-- begin Record set --

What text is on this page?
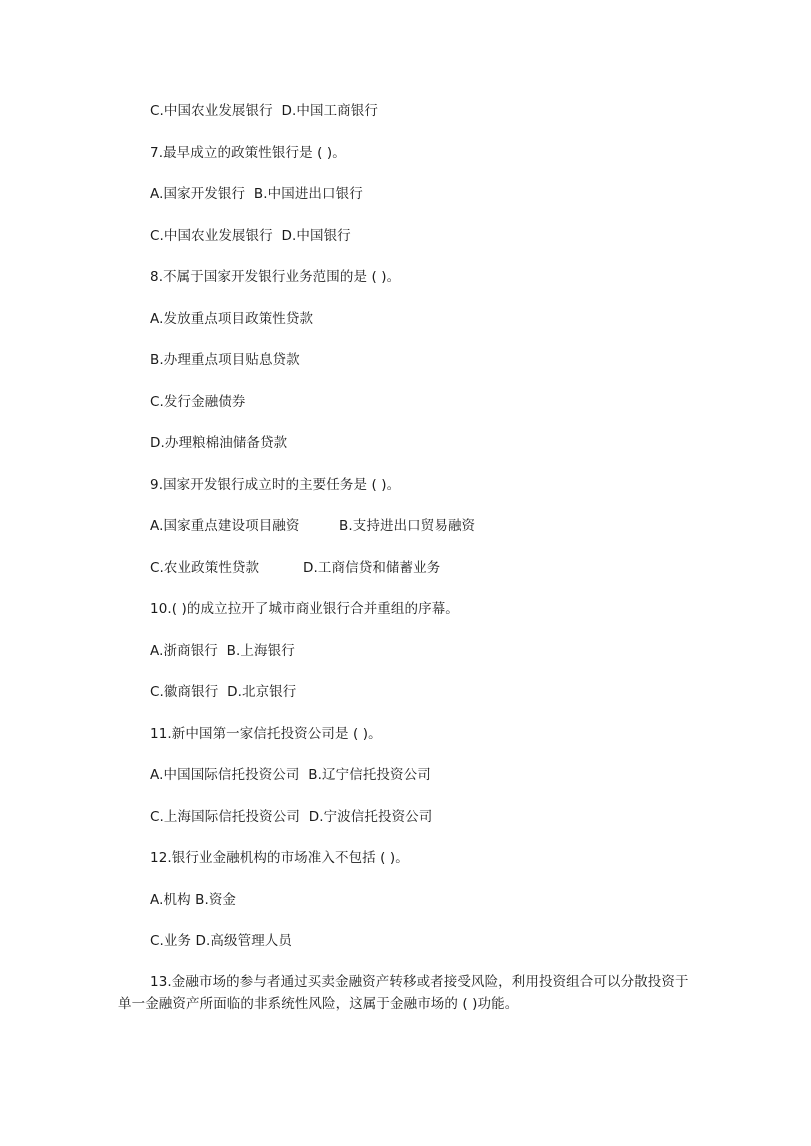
C.中国农业发展银行  D.中国工商银行
7.最早成立的政策性银行是 ( )。
A.国家开发银行  B.中国进出口银行
C.中国农业发展银行  D.中国银行
8.不属于国家开发银行业务范围的是 ( )。
A.发放重点项目政策性贷款
B.办理重点项目贴息贷款
C.发行金融债券
D.办理粮棉油储备贷款
9.国家开发银行成立时的主要任务是 ( )。
A.国家重点建设项目融资         B.支持进出口贸易融资
C.农业政策性贷款          D.工商信贷和储蓄业务
10.( )的成立拉开了城市商业银行合并重组的序幕。
A.浙商银行  B.上海银行
C.徽商银行  D.北京银行
11.新中国第一家信托投资公司是 ( )。
A.中国国际信托投资公司  B.辽宁信托投资公司
C.上海国际信托投资公司  D.宁波信托投资公司
12.银行业金融机构的市场准入不包括 ( )。
A.机构 B.资金
C.业务 D.高级管理人员
13.金融市场的参与者通过买卖金融资产转移或者接受风险，利用投资组合可以分散投资于单一金融资产所面临的非系统性风险，这属于金融市场的 ( )功能。
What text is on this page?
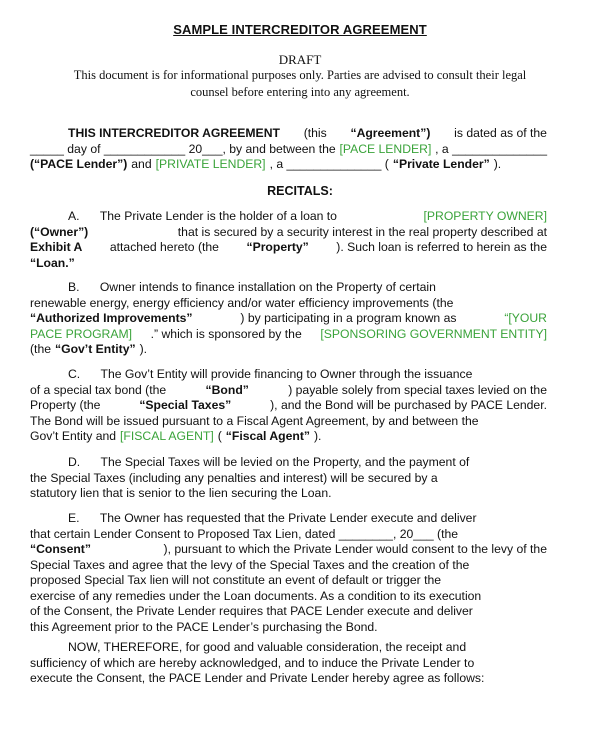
SAMPLE INTERCREDITOR AGREEMENT
DRAFT
This document is for informational purposes only. Parties are advised to consult their legal
counsel before entering into any agreement.
THIS INTERCREDITOR AGREEMENT (this “Agreement”) is dated as of the
_____ day of ____________ 20___, by and between the [PACE LENDER] , a ______________
(“PACE Lender”) and [PRIVATE LENDER] , a ______________ ( “Private Lender” ).
RECITALS:
A.      The Private Lender is the holder of a loan to	[PROPERTY OWNER]
(“Owner”)	that is secured by a security interest in the real property described at
Exhibit A attached hereto (the “Property” ). Such loan is referred to herein as the
“Loan.”
B.      Owner intends to finance installation on the Property of certain
renewable energy, energy efficiency and/or water efficiency improvements (the
“Authorized Improvements”	) by participating in a program known as	“[YOUR
PACE PROGRAM] .” which is sponsored by the [SPONSORING GOVERNMENT ENTITY]
(the “Gov’t Entity” ).
C.      The Gov’t Entity will provide financing to Owner through the issuance
of a special tax bond (the	“Bond”	) payable solely from special taxes levied on the
Property (the	“Special Taxes”	), and the Bond will be purchased by PACE Lender.
The Bond will be issued pursuant to a Fiscal Agent Agreement, by and between the
Gov’t Entity and [FISCAL AGENT] ( “Fiscal Agent” ).
D.      The Special Taxes will be levied on the Property, and the payment of
the Special Taxes (including any penalties and interest) will be secured by a
statutory lien that is senior to the lien securing the Loan.
E.      The Owner has requested that the Private Lender execute and deliver
that certain Lender Consent to Proposed Tax Lien, dated ________, 20___ (the
“Consent”	), pursuant to which the Private Lender would consent to the levy of the
Special Taxes and agree that the levy of the Special Taxes and the creation of the
proposed Special Tax lien will not constitute an event of default or trigger the
exercise of any remedies under the Loan documents. As a condition to its execution
of the Consent, the Private Lender requires that PACE Lender execute and deliver
this Agreement prior to the PACE Lender’s purchasing the Bond.
NOW, THEREFORE, for good and valuable consideration, the receipt and
sufficiency of which are hereby acknowledged, and to induce the Private Lender to
execute the Consent, the PACE Lender and Private Lender hereby agree as follows:
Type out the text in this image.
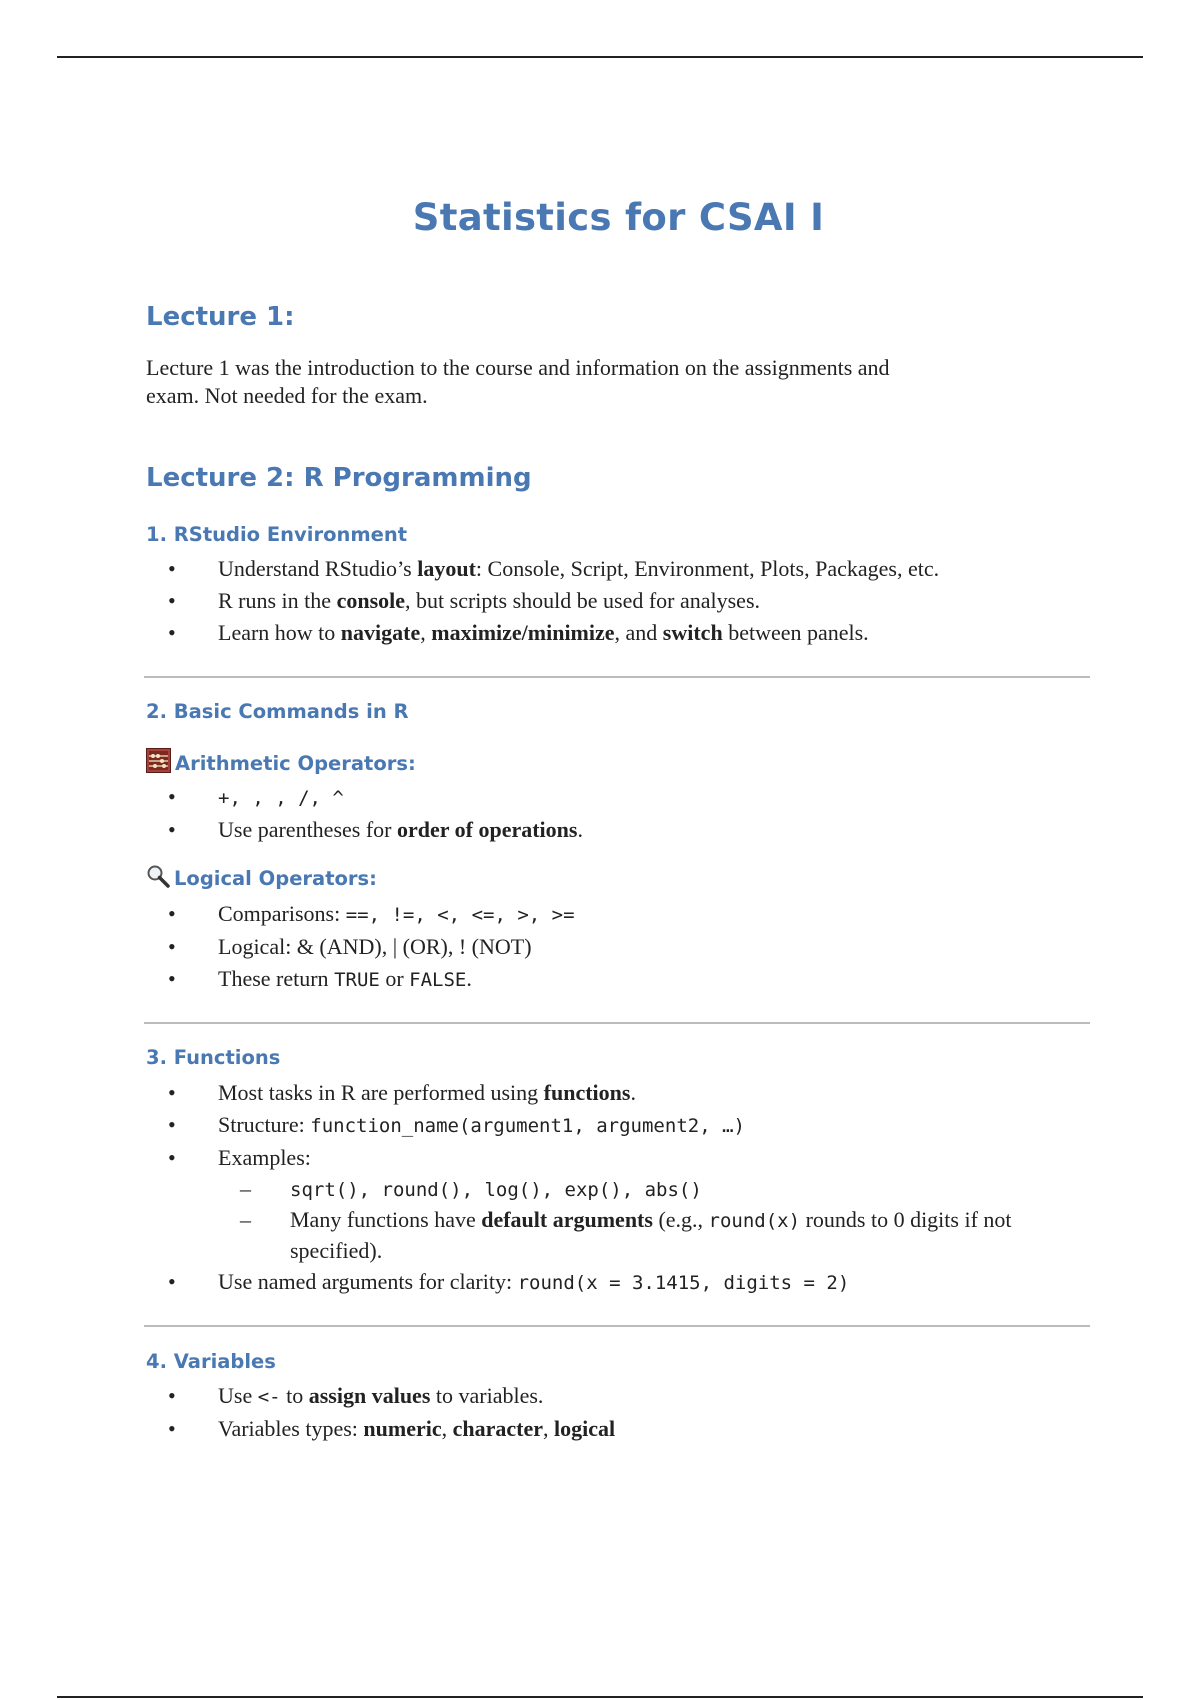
Statistics for CSAI I
Lecture 1:

Lecture 1 was the introduction to the course and information on the assignments and
exam. Not needed for the exam.

Lecture 2: R Programming
1. RStudio Environment
• Understand RStudio’s layout: Console, Script, Environment, Plots, Packages, etc.
• R runs in the console, but scripts should be used for analyses.
• Learn how to navigate, maximize/minimize, and switch between panels.
2. Basic Commands in R
Arithmetic Operators:
• +, , , /, ^
• Use parentheses for order of operations.
Logical Operators:
• Comparisons: ==, !=, <, <=, >, >=
• Logical: & (AND), | (OR), ! (NOT)
• These return TRUE or FALSE.
3. Functions
• Most tasks in R are performed using functions.
• Structure: function_name(argument1, argument2, …)
• Examples:
– sqrt(), round(), log(), exp(), abs()
– Many functions have default arguments (e.g., round(x) rounds to 0 digits if not specified).
• Use named arguments for clarity: round(x = 3.1415, digits = 2)
4. Variables
• Use <- to assign values to variables.
• Variables types: numeric, character, logical
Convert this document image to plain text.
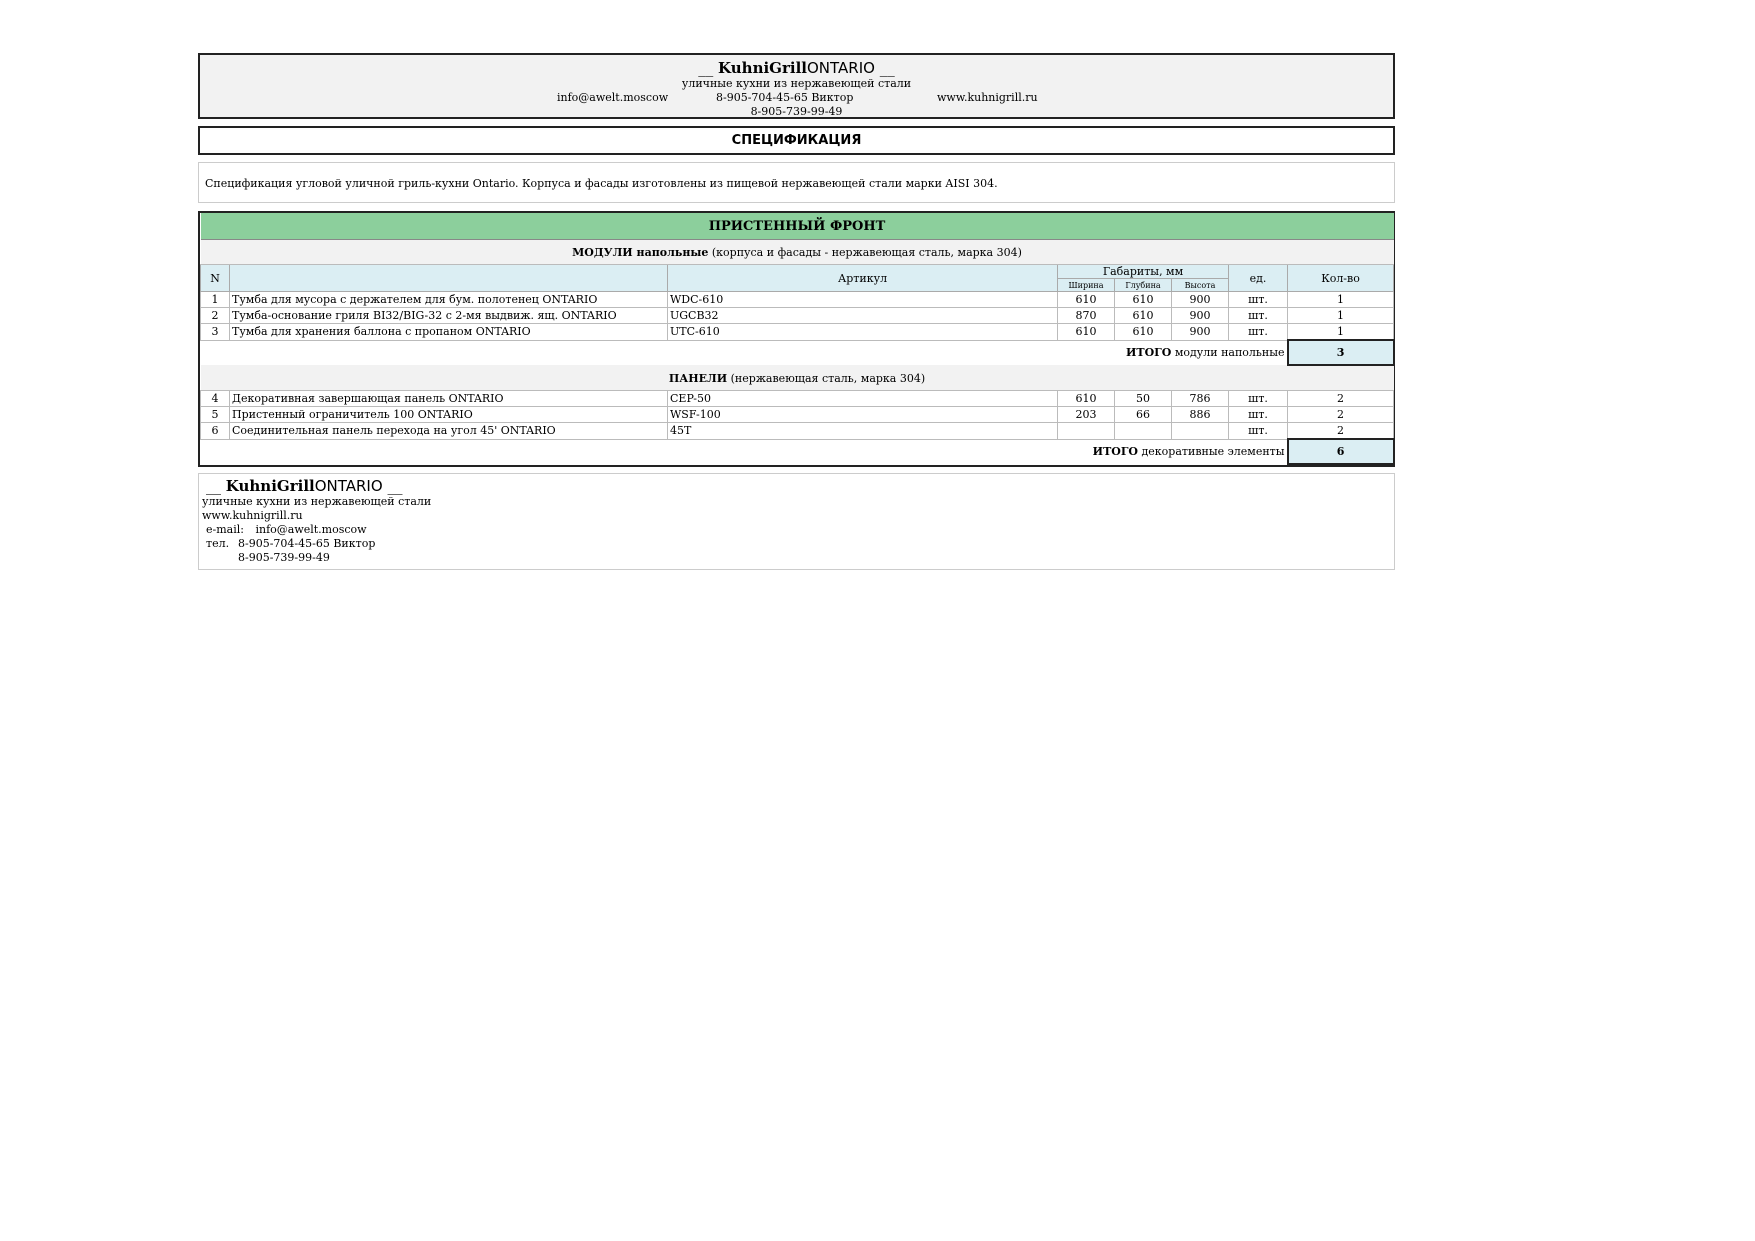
__ KuhniGrillONTARIO __
уличные кухни из нержавеющей стали
info@awelt.moscow	8-905-704-45-65 Виктор	www.kuhnigrill.ru
8-905-739-99-49
СПЕЦИФИКАЦИЯ
Спецификация угловой уличной гриль-кухни Ontario. Корпуса и фасады изготовлены из пищевой нержавеющей стали марки AISI 304.
ПРИСТЕННЫЙ ФРОНТ							
МОДУЛИ напольные (корпуса и фасады - нержавеющая сталь, марка 304)							
N		Артикул	Габариты, мм			ед.	Кол-во
			Ширина	Глубина	Высота		
1	Тумба для мусора с держателем для бум. полотенец ONTARIO	WDC-610	610	610	900	шт.	1
2	Тумба-основание гриля BI32/BIG-32 с 2-мя выдвиж. ящ. ONTARIO	UGCB32	870	610	900	шт.	1
3	Тумба для хранения баллона с пропаном ONTARIO	UTC-610	610	610	900	шт.	1
ИТОГО модули напольные							3
ПАНЕЛИ (нержавеющая сталь, марка 304)							
4	Декоративная завершающая панель ONTARIO	CEP-50	610	50	786	шт.	2
5	Пристенный ограничитель 100 ONTARIO	WSF-100	203	66	886	шт.	2
6	Соединительная панель перехода на угол 45' ONTARIO	45T				шт.	2
ИТОГО декоративные элементы							6
__ KuhniGrillONTARIO __
уличные кухни из нержавеющей стали
www.kuhnigrill.ru
e-mail: info@awelt.moscow
тел. 8-905-704-45-65 Виктор
8-905-739-99-49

-- end Record set --

● **What this task involves**: Copy out every line of the material above exactly, skipping the pictures.

● **In response**:
What text is on this page?
C.中国农业发展银行  D.中国工商银行
7.最早成立的政策性银行是 ( )。
A.国家开发银行  B.中国进出口银行
C.中国农业发展银行  D.中国银行
8.不属于国家开发银行业务范围的是 ( )。
A.发放重点项目政策性贷款
B.办理重点项目贴息贷款
C.发行金融债券
D.办理粮棉油储备贷款
9.国家开发银行成立时的主要任务是 ( )。
A.国家重点建设项目融资         B.支持进出口贸易融资
C.农业政策性贷款          D.工商信贷和储蓄业务
10.( )的成立拉开了城市商业银行合并重组的序幕。
A.浙商银行  B.上海银行
C.徽商银行  D.北京银行
11.新中国第一家信托投资公司是 ( )。
A.中国国际信托投资公司  B.辽宁信托投资公司
C.上海国际信托投资公司  D.宁波信托投资公司
12.银行业金融机构的市场准入不包括 ( )。
A.机构 B.资金
C.业务 D.高级管理人员
13.金融市场的参与者通过买卖金融资产转移或者接受风险，利用投资组合可以分散投资于单一金融资产所面临的非系统性风险，这属于金融市场的 ( )功能。
What text is on this page?
SAMPLE INTERCREDITOR AGREEMENT
DRAFT
This document is for informational purposes only. Parties are advised to consult their legal
counsel before entering into any agreement.
THIS INTERCREDITOR AGREEMENT (this “Agreement”) is dated as of the
_____ day of ____________ 20___, by and between the [PACE LENDER] , a ______________
(“PACE Lender”) and [PRIVATE LENDER] , a ______________ ( “Private Lender” ).
RECITALS:
A.      The Private Lender is the holder of a loan to	[PROPERTY OWNER]
(“Owner”)	that is secured by a security interest in the real property described at
Exhibit A attached hereto (the “Property” ). Such loan is referred to herein as the
“Loan.”
B.      Owner intends to finance installation on the Property of certain
renewable energy, energy efficiency and/or water efficiency improvements (the
“Authorized Improvements”	) by participating in a program known as	“[YOUR
PACE PROGRAM] .” which is sponsored by the [SPONSORING GOVERNMENT ENTITY]
(the “Gov’t Entity” ).
C.      The Gov’t Entity will provide financing to Owner through the issuance
of a special tax bond (the	“Bond”	) payable solely from special taxes levied on the
Property (the	“Special Taxes”	), and the Bond will be purchased by PACE Lender.
The Bond will be issued pursuant to a Fiscal Agent Agreement, by and between the
Gov’t Entity and [FISCAL AGENT] ( “Fiscal Agent” ).
D.      The Special Taxes will be levied on the Property, and the payment of
the Special Taxes (including any penalties and interest) will be secured by a
statutory lien that is senior to the lien securing the Loan.
E.      The Owner has requested that the Private Lender execute and deliver
that certain Lender Consent to Proposed Tax Lien, dated ________, 20___ (the
“Consent”	), pursuant to which the Private Lender would consent to the levy of the
Special Taxes and agree that the levy of the Special Taxes and the creation of the
proposed Special Tax lien will not constitute an event of default or trigger the
exercise of any remedies under the Loan documents. As a condition to its execution
of the Consent, the Private Lender requires that PACE Lender execute and deliver
this Agreement prior to the PACE Lender’s purchasing the Bond.
NOW, THEREFORE, for good and valuable consideration, the receipt and
sufficiency of which are hereby acknowledged, and to induce the Private Lender to
execute the Consent, the PACE Lender and Private Lender hereby agree as follows:
Type out the text in this image.
Statistics for CSAI I
Lecture 1:

Lecture 1 was the introduction to the course and information on the assignments and
exam. Not needed for the exam.

Lecture 2: R Programming
1. RStudio Environment
• Understand RStudio’s layout: Console, Script, Environment, Plots, Packages, etc.
• R runs in the console, but scripts should be used for analyses.
• Learn how to navigate, maximize/minimize, and switch between panels.
2. Basic Commands in R
Arithmetic Operators:
• +, , , /, ^
• Use parentheses for order of operations.
Logical Operators:
• Comparisons: ==, !=, <, <=, >, >=
• Logical: & (AND), | (OR), ! (NOT)
• These return TRUE or FALSE.
3. Functions
• Most tasks in R are performed using functions.
• Structure: function_name(argument1, argument2, …)
• Examples:
– sqrt(), round(), log(), exp(), abs()
– Many functions have default arguments (e.g., round(x) rounds to 0 digits if not specified).
• Use named arguments for clarity: round(x = 3.1415, digits = 2)
4. Variables
• Use <- to assign values to variables.
• Variables types: numeric, character, logical
Convert this document image to plain text.
__ KuhniGrillONTARIO __
уличные кухни из нержавеющей стали
info@awelt.moscow	8-905-704-45-65 Виктор	www.kuhnigrill.ru
8-905-739-99-49
СПЕЦИФИКАЦИЯ
Спецификация угловой уличной гриль-кухни Ontario. Корпуса и фасады изготовлены из пищевой нержавеющей стали марки AISI 304.
ПРИСТЕННЫЙ ФРОНТ							
МОДУЛИ напольные (корпуса и фасады - нержавеющая сталь, марка 304)							
N		Артикул	Габариты, мм			ед.	Кол-во
			Ширина	Глубина	Высота		
1	Тумба для мусора с держателем для бум. полотенец ONTARIO	WDC-610	610	610	900	шт.	1
2	Тумба-основание гриля BI32/BIG-32 с 2-мя выдвиж. ящ. ONTARIO	UGCB32	870	610	900	шт.	1
3	Тумба для хранения баллона с пропаном ONTARIO	UTC-610	610	610	900	шт.	1
ИТОГО модули напольные							3
ПАНЕЛИ (нержавеющая сталь, марка 304)							
4	Декоративная завершающая панель ONTARIO	CEP-50	610	50	786	шт.	2
5	Пристенный ограничитель 100 ONTARIO	WSF-100	203	66	886	шт.	2
6	Соединительная панель перехода на угол 45' ONTARIO	45T				шт.	2
ИТОГО декоративные элементы							6
__ KuhniGrillONTARIO __
уличные кухни из нержавеющей стали
www.kuhnigrill.ru
e-mail: info@awelt.moscow
тел. 8-905-704-45-65 Виктор
8-905-739-99-49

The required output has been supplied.